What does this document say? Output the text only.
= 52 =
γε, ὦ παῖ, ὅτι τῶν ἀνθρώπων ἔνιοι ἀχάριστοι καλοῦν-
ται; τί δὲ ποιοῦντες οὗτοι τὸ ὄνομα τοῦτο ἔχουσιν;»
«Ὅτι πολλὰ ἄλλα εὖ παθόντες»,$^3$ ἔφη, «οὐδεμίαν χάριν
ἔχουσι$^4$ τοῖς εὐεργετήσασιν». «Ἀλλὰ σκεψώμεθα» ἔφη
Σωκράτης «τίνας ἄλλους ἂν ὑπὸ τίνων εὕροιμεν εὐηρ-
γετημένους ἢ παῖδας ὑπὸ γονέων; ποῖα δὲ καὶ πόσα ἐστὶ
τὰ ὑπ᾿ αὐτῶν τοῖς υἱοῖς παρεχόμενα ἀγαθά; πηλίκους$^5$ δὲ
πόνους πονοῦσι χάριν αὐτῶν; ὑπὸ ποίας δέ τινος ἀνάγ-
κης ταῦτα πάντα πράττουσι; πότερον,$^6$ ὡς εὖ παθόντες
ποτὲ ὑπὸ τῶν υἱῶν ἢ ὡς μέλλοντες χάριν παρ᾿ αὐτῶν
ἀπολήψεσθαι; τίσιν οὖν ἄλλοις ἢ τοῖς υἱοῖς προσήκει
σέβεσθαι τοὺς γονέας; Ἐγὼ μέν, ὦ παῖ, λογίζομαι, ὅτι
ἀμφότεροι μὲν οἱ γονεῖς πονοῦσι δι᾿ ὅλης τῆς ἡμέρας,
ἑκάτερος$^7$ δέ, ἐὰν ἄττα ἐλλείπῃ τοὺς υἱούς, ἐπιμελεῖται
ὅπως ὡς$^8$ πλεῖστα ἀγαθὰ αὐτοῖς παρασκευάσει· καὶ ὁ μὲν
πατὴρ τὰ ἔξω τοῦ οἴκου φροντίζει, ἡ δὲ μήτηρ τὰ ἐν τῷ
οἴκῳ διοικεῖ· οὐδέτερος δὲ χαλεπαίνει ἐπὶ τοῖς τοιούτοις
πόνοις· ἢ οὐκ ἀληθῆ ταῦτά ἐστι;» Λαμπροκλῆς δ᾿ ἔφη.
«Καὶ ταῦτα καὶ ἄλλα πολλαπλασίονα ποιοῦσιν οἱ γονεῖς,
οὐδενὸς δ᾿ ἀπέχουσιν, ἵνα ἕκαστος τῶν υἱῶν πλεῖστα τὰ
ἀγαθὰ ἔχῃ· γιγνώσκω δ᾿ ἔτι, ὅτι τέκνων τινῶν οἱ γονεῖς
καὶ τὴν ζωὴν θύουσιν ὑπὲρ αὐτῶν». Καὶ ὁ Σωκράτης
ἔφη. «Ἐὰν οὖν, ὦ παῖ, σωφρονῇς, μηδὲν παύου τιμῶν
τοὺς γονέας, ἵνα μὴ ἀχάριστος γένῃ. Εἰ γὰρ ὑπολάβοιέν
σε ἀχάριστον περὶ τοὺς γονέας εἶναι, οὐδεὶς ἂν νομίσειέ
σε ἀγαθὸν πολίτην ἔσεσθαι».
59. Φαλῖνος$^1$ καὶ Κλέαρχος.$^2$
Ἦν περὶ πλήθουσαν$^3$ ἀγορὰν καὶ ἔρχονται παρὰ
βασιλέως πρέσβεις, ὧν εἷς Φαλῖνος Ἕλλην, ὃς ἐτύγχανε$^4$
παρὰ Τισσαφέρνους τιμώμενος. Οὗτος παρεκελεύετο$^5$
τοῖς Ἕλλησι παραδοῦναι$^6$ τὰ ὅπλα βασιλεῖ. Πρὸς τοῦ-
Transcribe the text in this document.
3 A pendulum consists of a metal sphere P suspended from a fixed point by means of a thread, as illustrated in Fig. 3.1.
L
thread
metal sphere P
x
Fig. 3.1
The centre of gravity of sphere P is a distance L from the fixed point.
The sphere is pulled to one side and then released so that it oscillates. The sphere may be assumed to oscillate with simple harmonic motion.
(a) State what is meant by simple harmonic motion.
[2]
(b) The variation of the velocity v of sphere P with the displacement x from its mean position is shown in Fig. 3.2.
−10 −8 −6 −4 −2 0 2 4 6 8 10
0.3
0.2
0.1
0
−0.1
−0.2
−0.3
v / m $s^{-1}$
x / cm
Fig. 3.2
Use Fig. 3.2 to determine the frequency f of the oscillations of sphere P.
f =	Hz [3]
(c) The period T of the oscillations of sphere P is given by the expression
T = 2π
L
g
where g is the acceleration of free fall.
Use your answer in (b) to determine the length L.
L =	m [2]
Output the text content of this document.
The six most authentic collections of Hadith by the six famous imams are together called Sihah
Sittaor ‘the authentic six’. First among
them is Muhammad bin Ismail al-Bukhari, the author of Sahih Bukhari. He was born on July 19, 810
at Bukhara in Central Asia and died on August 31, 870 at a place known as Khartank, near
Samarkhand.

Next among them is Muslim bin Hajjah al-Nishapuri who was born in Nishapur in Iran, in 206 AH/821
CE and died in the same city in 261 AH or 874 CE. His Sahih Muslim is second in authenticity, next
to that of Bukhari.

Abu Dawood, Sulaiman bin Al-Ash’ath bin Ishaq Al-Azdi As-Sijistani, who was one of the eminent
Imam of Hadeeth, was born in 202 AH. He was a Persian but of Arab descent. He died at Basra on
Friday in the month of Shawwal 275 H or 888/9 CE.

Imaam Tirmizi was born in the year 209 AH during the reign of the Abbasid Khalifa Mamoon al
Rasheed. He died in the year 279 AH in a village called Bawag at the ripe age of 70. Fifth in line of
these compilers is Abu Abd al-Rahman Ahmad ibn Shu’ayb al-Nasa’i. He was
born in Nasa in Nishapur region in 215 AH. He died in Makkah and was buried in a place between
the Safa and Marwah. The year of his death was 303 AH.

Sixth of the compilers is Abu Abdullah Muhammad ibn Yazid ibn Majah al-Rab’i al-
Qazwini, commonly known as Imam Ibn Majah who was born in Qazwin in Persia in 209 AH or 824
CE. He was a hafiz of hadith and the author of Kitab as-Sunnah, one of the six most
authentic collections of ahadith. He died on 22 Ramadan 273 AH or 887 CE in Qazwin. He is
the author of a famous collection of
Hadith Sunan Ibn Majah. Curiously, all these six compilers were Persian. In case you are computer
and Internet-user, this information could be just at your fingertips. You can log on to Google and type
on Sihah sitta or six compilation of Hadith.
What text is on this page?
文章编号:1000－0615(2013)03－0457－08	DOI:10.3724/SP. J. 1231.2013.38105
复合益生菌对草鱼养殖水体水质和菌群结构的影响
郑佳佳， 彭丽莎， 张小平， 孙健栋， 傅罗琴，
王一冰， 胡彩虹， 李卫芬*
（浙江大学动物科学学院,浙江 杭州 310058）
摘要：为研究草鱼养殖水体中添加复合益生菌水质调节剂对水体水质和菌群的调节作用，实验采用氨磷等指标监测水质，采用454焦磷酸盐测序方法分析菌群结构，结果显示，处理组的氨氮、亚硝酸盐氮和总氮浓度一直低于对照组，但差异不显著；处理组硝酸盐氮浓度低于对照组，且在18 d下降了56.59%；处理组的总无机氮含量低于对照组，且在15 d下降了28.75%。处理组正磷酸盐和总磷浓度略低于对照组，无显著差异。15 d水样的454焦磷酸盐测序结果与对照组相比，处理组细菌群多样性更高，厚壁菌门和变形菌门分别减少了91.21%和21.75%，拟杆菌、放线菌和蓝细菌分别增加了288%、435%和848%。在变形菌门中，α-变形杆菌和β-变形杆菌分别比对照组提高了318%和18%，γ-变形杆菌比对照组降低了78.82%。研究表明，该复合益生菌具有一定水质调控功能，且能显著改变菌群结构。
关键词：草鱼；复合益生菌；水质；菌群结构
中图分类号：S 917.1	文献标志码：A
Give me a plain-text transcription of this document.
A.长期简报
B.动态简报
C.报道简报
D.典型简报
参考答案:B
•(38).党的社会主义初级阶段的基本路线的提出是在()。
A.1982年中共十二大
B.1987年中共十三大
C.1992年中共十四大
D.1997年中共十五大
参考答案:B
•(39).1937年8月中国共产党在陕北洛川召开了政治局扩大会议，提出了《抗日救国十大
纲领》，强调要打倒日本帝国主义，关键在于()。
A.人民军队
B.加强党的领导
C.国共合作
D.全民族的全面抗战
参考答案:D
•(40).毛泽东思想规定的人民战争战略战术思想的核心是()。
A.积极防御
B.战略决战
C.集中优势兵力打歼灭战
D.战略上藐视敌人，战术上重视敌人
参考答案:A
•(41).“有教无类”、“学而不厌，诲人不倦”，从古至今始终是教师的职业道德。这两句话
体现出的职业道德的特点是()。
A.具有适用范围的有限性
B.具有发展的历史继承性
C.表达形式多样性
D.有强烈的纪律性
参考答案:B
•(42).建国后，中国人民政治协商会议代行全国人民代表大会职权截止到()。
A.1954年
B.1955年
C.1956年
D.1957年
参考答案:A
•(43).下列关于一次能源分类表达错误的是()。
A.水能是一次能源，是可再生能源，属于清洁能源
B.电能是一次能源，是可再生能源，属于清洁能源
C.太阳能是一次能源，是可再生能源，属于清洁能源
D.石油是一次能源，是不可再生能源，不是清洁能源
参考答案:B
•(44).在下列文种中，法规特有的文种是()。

=====

Set exercise >> Identify each line in the records above that contains the word "Muslim", and copy it out in full.

The completed task >>
Next among them is Muslim bin Hajjah al-Nishapuri who was born in Nishapur in Iran, in 206 AH/821
CE and died in the same city in 261 AH or 874 CE. His Sahih Muslim is second in authenticity, next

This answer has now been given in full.